[Source records]
※ ※ ※

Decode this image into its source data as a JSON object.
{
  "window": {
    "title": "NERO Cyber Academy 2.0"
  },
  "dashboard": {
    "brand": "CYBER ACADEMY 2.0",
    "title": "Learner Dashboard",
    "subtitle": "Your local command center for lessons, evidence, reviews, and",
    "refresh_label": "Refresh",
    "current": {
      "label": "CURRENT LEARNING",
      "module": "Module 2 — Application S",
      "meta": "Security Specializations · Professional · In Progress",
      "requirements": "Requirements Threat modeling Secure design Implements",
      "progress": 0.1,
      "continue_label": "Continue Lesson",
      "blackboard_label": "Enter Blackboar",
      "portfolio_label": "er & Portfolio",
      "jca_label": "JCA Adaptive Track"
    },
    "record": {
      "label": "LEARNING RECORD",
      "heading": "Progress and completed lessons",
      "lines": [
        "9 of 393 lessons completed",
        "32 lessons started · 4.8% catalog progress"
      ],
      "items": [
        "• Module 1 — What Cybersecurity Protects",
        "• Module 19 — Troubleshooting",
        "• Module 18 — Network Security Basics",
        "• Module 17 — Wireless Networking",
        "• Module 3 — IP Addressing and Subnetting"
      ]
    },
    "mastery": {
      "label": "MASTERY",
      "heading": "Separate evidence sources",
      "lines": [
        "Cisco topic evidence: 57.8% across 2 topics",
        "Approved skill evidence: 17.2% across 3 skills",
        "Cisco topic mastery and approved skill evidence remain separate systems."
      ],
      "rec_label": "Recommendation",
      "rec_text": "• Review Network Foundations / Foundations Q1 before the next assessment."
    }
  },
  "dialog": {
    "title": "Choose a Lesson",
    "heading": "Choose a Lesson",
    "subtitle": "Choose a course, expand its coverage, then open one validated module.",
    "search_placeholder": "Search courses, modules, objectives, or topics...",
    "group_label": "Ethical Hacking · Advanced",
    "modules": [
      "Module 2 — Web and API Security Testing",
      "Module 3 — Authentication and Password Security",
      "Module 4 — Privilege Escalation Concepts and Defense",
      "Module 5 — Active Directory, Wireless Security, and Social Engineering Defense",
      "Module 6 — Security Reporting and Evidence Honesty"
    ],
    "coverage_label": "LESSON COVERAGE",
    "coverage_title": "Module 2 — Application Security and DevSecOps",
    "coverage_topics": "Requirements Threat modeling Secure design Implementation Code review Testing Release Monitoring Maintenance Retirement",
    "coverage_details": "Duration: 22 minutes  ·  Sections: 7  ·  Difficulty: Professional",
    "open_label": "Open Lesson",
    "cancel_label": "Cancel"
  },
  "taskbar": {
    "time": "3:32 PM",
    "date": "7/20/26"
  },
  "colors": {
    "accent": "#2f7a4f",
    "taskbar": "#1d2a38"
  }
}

※ ※ ※

◆ WHAT TO DO
Search the lines for "skill". Copy each line that has it.

◆ COMPLETED TASK
        "Approved skill evidence: 17.2% across 3 skills",
        "Cisco topic mastery and approved skill evidence remain separate systems."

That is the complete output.